What is required:
Pictures do not belong in the copy, so please give every entry below again exactly.

(Extracted data entries)
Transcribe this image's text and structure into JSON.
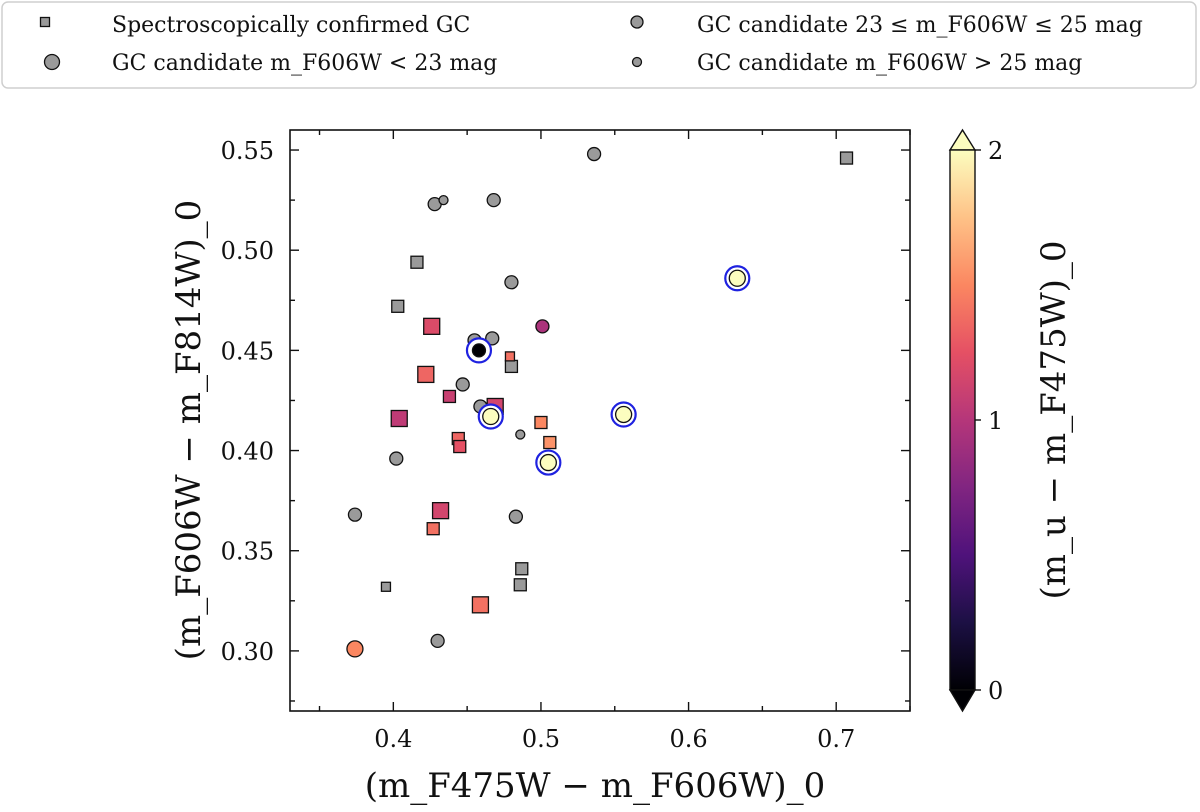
{
  "chart_data": {
    "type": "scatter",
    "xlabel": "(m_F475W − m_F606W)_0",
    "ylabel": "(m_F606W − m_F814W)_0",
    "colorbar_label": "(m_u − m_F475W)_0",
    "xlim": [
      0.33,
      0.75
    ],
    "ylim": [
      0.27,
      0.56
    ],
    "xticks": [
      0.4,
      0.5,
      0.6,
      0.7
    ],
    "xtick_labels": [
      "0.4",
      "0.5",
      "0.6",
      "0.7"
    ],
    "yticks": [
      0.3,
      0.35,
      0.4,
      0.45,
      0.5,
      0.55
    ],
    "ytick_labels": [
      "0.30",
      "0.35",
      "0.40",
      "0.45",
      "0.50",
      "0.55"
    ],
    "colorbar": {
      "range": [
        0,
        2
      ],
      "ticks": [
        0,
        1,
        2
      ],
      "tick_labels": [
        "0",
        "1",
        "2"
      ],
      "colormap": "magma",
      "extend": "both"
    },
    "legend": {
      "placement": "top",
      "entries": [
        {
          "key": "spec",
          "marker": "square",
          "size": "small",
          "label": "Spectroscopically confirmed GC"
        },
        {
          "key": "mid",
          "marker": "circle",
          "size": "medium",
          "label": "GC candidate  23 ≤ m_F606W ≤ 25 mag"
        },
        {
          "key": "bright",
          "marker": "circle",
          "size": "large",
          "label": "GC candidate  m_F606W < 23 mag"
        },
        {
          "key": "faint",
          "marker": "circle",
          "size": "small",
          "label": "GC candidate  m_F606W > 25 mag"
        }
      ]
    },
    "points": [
      {
        "x": 0.707,
        "y": 0.546,
        "marker": "square",
        "size": "medium",
        "color_value": null,
        "highlighted": false
      },
      {
        "x": 0.416,
        "y": 0.494,
        "marker": "square",
        "size": "medium",
        "color_value": null,
        "highlighted": false
      },
      {
        "x": 0.403,
        "y": 0.472,
        "marker": "square",
        "size": "medium",
        "color_value": null,
        "highlighted": false
      },
      {
        "x": 0.48,
        "y": 0.442,
        "marker": "square",
        "size": "medium",
        "color_value": null,
        "highlighted": false
      },
      {
        "x": 0.487,
        "y": 0.341,
        "marker": "square",
        "size": "medium",
        "color_value": null,
        "highlighted": false
      },
      {
        "x": 0.486,
        "y": 0.333,
        "marker": "square",
        "size": "medium",
        "color_value": null,
        "highlighted": false
      },
      {
        "x": 0.395,
        "y": 0.332,
        "marker": "square",
        "size": "small",
        "color_value": null,
        "highlighted": false
      },
      {
        "x": 0.426,
        "y": 0.462,
        "marker": "square",
        "size": "large",
        "color_value": 1.2,
        "highlighted": false
      },
      {
        "x": 0.422,
        "y": 0.438,
        "marker": "square",
        "size": "large",
        "color_value": 1.35,
        "highlighted": false
      },
      {
        "x": 0.438,
        "y": 0.427,
        "marker": "square",
        "size": "medium",
        "color_value": 1.1,
        "highlighted": false
      },
      {
        "x": 0.404,
        "y": 0.416,
        "marker": "square",
        "size": "large",
        "color_value": 1.05,
        "highlighted": false
      },
      {
        "x": 0.469,
        "y": 0.422,
        "marker": "square",
        "size": "large",
        "color_value": 1.15,
        "highlighted": false
      },
      {
        "x": 0.444,
        "y": 0.406,
        "marker": "square",
        "size": "medium",
        "color_value": 1.35,
        "highlighted": false
      },
      {
        "x": 0.445,
        "y": 0.402,
        "marker": "square",
        "size": "medium",
        "color_value": 1.25,
        "highlighted": false
      },
      {
        "x": 0.479,
        "y": 0.447,
        "marker": "square",
        "size": "small",
        "color_value": 1.4,
        "highlighted": false
      },
      {
        "x": 0.5,
        "y": 0.414,
        "marker": "square",
        "size": "medium",
        "color_value": 1.5,
        "highlighted": false
      },
      {
        "x": 0.506,
        "y": 0.404,
        "marker": "square",
        "size": "medium",
        "color_value": 1.55,
        "highlighted": false
      },
      {
        "x": 0.432,
        "y": 0.37,
        "marker": "square",
        "size": "large",
        "color_value": 1.15,
        "highlighted": false
      },
      {
        "x": 0.427,
        "y": 0.361,
        "marker": "square",
        "size": "medium",
        "color_value": 1.4,
        "highlighted": false
      },
      {
        "x": 0.459,
        "y": 0.323,
        "marker": "square",
        "size": "large",
        "color_value": 1.4,
        "highlighted": false
      },
      {
        "x": 0.536,
        "y": 0.548,
        "marker": "circle",
        "size": "medium",
        "color_value": null,
        "highlighted": false
      },
      {
        "x": 0.428,
        "y": 0.523,
        "marker": "circle",
        "size": "medium",
        "color_value": null,
        "highlighted": false
      },
      {
        "x": 0.434,
        "y": 0.525,
        "marker": "circle",
        "size": "small",
        "color_value": null,
        "highlighted": false
      },
      {
        "x": 0.468,
        "y": 0.525,
        "marker": "circle",
        "size": "medium",
        "color_value": null,
        "highlighted": false
      },
      {
        "x": 0.48,
        "y": 0.484,
        "marker": "circle",
        "size": "medium",
        "color_value": null,
        "highlighted": false
      },
      {
        "x": 0.467,
        "y": 0.456,
        "marker": "circle",
        "size": "medium",
        "color_value": null,
        "highlighted": false
      },
      {
        "x": 0.455,
        "y": 0.455,
        "marker": "circle",
        "size": "medium",
        "color_value": null,
        "highlighted": false
      },
      {
        "x": 0.447,
        "y": 0.433,
        "marker": "circle",
        "size": "medium",
        "color_value": null,
        "highlighted": false
      },
      {
        "x": 0.459,
        "y": 0.422,
        "marker": "circle",
        "size": "medium",
        "color_value": null,
        "highlighted": false
      },
      {
        "x": 0.402,
        "y": 0.396,
        "marker": "circle",
        "size": "medium",
        "color_value": null,
        "highlighted": false
      },
      {
        "x": 0.486,
        "y": 0.408,
        "marker": "circle",
        "size": "small",
        "color_value": null,
        "highlighted": false
      },
      {
        "x": 0.374,
        "y": 0.368,
        "marker": "circle",
        "size": "medium",
        "color_value": null,
        "highlighted": false
      },
      {
        "x": 0.483,
        "y": 0.367,
        "marker": "circle",
        "size": "medium",
        "color_value": null,
        "highlighted": false
      },
      {
        "x": 0.43,
        "y": 0.305,
        "marker": "circle",
        "size": "medium",
        "color_value": null,
        "highlighted": false
      },
      {
        "x": 0.501,
        "y": 0.462,
        "marker": "circle",
        "size": "medium",
        "color_value": 0.95,
        "highlighted": false
      },
      {
        "x": 0.374,
        "y": 0.301,
        "marker": "circle",
        "size": "large",
        "color_value": 1.5,
        "highlighted": false
      },
      {
        "x": 0.458,
        "y": 0.45,
        "marker": "circle",
        "size": "medium",
        "color_value": 0.0,
        "highlighted": true
      },
      {
        "x": 0.466,
        "y": 0.417,
        "marker": "circle",
        "size": "large",
        "color_value": 2.0,
        "highlighted": true
      },
      {
        "x": 0.505,
        "y": 0.394,
        "marker": "circle",
        "size": "large",
        "color_value": 2.0,
        "highlighted": true
      },
      {
        "x": 0.556,
        "y": 0.418,
        "marker": "circle",
        "size": "large",
        "color_value": 2.0,
        "highlighted": true
      },
      {
        "x": 0.633,
        "y": 0.486,
        "marker": "circle",
        "size": "large",
        "color_value": 2.0,
        "highlighted": true
      }
    ]
  }
}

Solution for this problem:
Transcribe this image's text and structure into JSON.
{
  "chart_data": {
    "type": "scatter",
    "xlabel": "(m_F475W − m_F606W)_0",
    "ylabel": "(m_F606W − m_F814W)_0",
    "colorbar_label": "(m_u − m_F475W)_0",
    "xlim": [
      0.33,
      0.75
    ],
    "ylim": [
      0.27,
      0.56
    ],
    "xticks": [
      0.4,
      0.5,
      0.6,
      0.7
    ],
    "xtick_labels": [
      "0.4",
      "0.5",
      "0.6",
      "0.7"
    ],
    "yticks": [
      0.3,
      0.35,
      0.4,
      0.45,
      0.5,
      0.55
    ],
    "ytick_labels": [
      "0.30",
      "0.35",
      "0.40",
      "0.45",
      "0.50",
      "0.55"
    ],
    "colorbar": {
      "range": [
        0,
        2
      ],
      "ticks": [
        0,
        1,
        2
      ],
      "tick_labels": [
        "0",
        "1",
        "2"
      ],
      "colormap": "magma",
      "extend": "both"
    },
    "legend": {
      "placement": "top",
      "entries": [
        {
          "key": "spec",
          "marker": "square",
          "size": "small",
          "label": "Spectroscopically confirmed GC"
        },
        {
          "key": "mid",
          "marker": "circle",
          "size": "medium",
          "label": "GC candidate  23 ≤ m_F606W ≤ 25 mag"
        },
        {
          "key": "bright",
          "marker": "circle",
          "size": "large",
          "label": "GC candidate  m_F606W < 23 mag"
        },
        {
          "key": "faint",
          "marker": "circle",
          "size": "small",
          "label": "GC candidate  m_F606W > 25 mag"
        }
      ]
    },
    "points": [
      {
        "x": 0.707,
        "y": 0.546,
        "marker": "square",
        "size": "medium",
        "color_value": null,
        "highlighted": false
      },
      {
        "x": 0.416,
        "y": 0.494,
        "marker": "square",
        "size": "medium",
        "color_value": null,
        "highlighted": false
      },
      {
        "x": 0.403,
        "y": 0.472,
        "marker": "square",
        "size": "medium",
        "color_value": null,
        "highlighted": false
      },
      {
        "x": 0.48,
        "y": 0.442,
        "marker": "square",
        "size": "medium",
        "color_value": null,
        "highlighted": false
      },
      {
        "x": 0.487,
        "y": 0.341,
        "marker": "square",
        "size": "medium",
        "color_value": null,
        "highlighted": false
      },
      {
        "x": 0.486,
        "y": 0.333,
        "marker": "square",
        "size": "medium",
        "color_value": null,
        "highlighted": false
      },
      {
        "x": 0.395,
        "y": 0.332,
        "marker": "square",
        "size": "small",
        "color_value": null,
        "highlighted": false
      },
      {
        "x": 0.426,
        "y": 0.462,
        "marker": "square",
        "size": "large",
        "color_value": 1.2,
        "highlighted": false
      },
      {
        "x": 0.422,
        "y": 0.438,
        "marker": "square",
        "size": "large",
        "color_value": 1.35,
        "highlighted": false
      },
      {
        "x": 0.438,
        "y": 0.427,
        "marker": "square",
        "size": "medium",
        "color_value": 1.1,
        "highlighted": false
      },
      {
        "x": 0.404,
        "y": 0.416,
        "marker": "square",
        "size": "large",
        "color_value": 1.05,
        "highlighted": false
      },
      {
        "x": 0.469,
        "y": 0.422,
        "marker": "square",
        "size": "large",
        "color_value": 1.15,
        "highlighted": false
      },
      {
        "x": 0.444,
        "y": 0.406,
        "marker": "square",
        "size": "medium",
        "color_value": 1.35,
        "highlighted": false
      },
      {
        "x": 0.445,
        "y": 0.402,
        "marker": "square",
        "size": "medium",
        "color_value": 1.25,
        "highlighted": false
      },
      {
        "x": 0.479,
        "y": 0.447,
        "marker": "square",
        "size": "small",
        "color_value": 1.4,
        "highlighted": false
      },
      {
        "x": 0.5,
        "y": 0.414,
        "marker": "square",
        "size": "medium",
        "color_value": 1.5,
        "highlighted": false
      },
      {
        "x": 0.506,
        "y": 0.404,
        "marker": "square",
        "size": "medium",
        "color_value": 1.55,
        "highlighted": false
      },
      {
        "x": 0.432,
        "y": 0.37,
        "marker": "square",
        "size": "large",
        "color_value": 1.15,
        "highlighted": false
      },
      {
        "x": 0.427,
        "y": 0.361,
        "marker": "square",
        "size": "medium",
        "color_value": 1.4,
        "highlighted": false
      },
      {
        "x": 0.459,
        "y": 0.323,
        "marker": "square",
        "size": "large",
        "color_value": 1.4,
        "highlighted": false
      },
      {
        "x": 0.536,
        "y": 0.548,
        "marker": "circle",
        "size": "medium",
        "color_value": null,
        "highlighted": false
      },
      {
        "x": 0.428,
        "y": 0.523,
        "marker": "circle",
        "size": "medium",
        "color_value": null,
        "highlighted": false
      },
      {
        "x": 0.434,
        "y": 0.525,
        "marker": "circle",
        "size": "small",
        "color_value": null,
        "highlighted": false
      },
      {
        "x": 0.468,
        "y": 0.525,
        "marker": "circle",
        "size": "medium",
        "color_value": null,
        "highlighted": false
      },
      {
        "x": 0.48,
        "y": 0.484,
        "marker": "circle",
        "size": "medium",
        "color_value": null,
        "highlighted": false
      },
      {
        "x": 0.467,
        "y": 0.456,
        "marker": "circle",
        "size": "medium",
        "color_value": null,
        "highlighted": false
      },
      {
        "x": 0.455,
        "y": 0.455,
        "marker": "circle",
        "size": "medium",
        "color_value": null,
        "highlighted": false
      },
      {
        "x": 0.447,
        "y": 0.433,
        "marker": "circle",
        "size": "medium",
        "color_value": null,
        "highlighted": false
      },
      {
        "x": 0.459,
        "y": 0.422,
        "marker": "circle",
        "size": "medium",
        "color_value": null,
        "highlighted": false
      },
      {
        "x": 0.402,
        "y": 0.396,
        "marker": "circle",
        "size": "medium",
        "color_value": null,
        "highlighted": false
      },
      {
        "x": 0.486,
        "y": 0.408,
        "marker": "circle",
        "size": "small",
        "color_value": null,
        "highlighted": false
      },
      {
        "x": 0.374,
        "y": 0.368,
        "marker": "circle",
        "size": "medium",
        "color_value": null,
        "highlighted": false
      },
      {
        "x": 0.483,
        "y": 0.367,
        "marker": "circle",
        "size": "medium",
        "color_value": null,
        "highlighted": false
      },
      {
        "x": 0.43,
        "y": 0.305,
        "marker": "circle",
        "size": "medium",
        "color_value": null,
        "highlighted": false
      },
      {
        "x": 0.501,
        "y": 0.462,
        "marker": "circle",
        "size": "medium",
        "color_value": 0.95,
        "highlighted": false
      },
      {
        "x": 0.374,
        "y": 0.301,
        "marker": "circle",
        "size": "large",
        "color_value": 1.5,
        "highlighted": false
      },
      {
        "x": 0.458,
        "y": 0.45,
        "marker": "circle",
        "size": "medium",
        "color_value": 0.0,
        "highlighted": true
      },
      {
        "x": 0.466,
        "y": 0.417,
        "marker": "circle",
        "size": "large",
        "color_value": 2.0,
        "highlighted": true
      },
      {
        "x": 0.505,
        "y": 0.394,
        "marker": "circle",
        "size": "large",
        "color_value": 2.0,
        "highlighted": true
      },
      {
        "x": 0.556,
        "y": 0.418,
        "marker": "circle",
        "size": "large",
        "color_value": 2.0,
        "highlighted": true
      },
      {
        "x": 0.633,
        "y": 0.486,
        "marker": "circle",
        "size": "large",
        "color_value": 2.0,
        "highlighted": true
      }
    ]
  }
}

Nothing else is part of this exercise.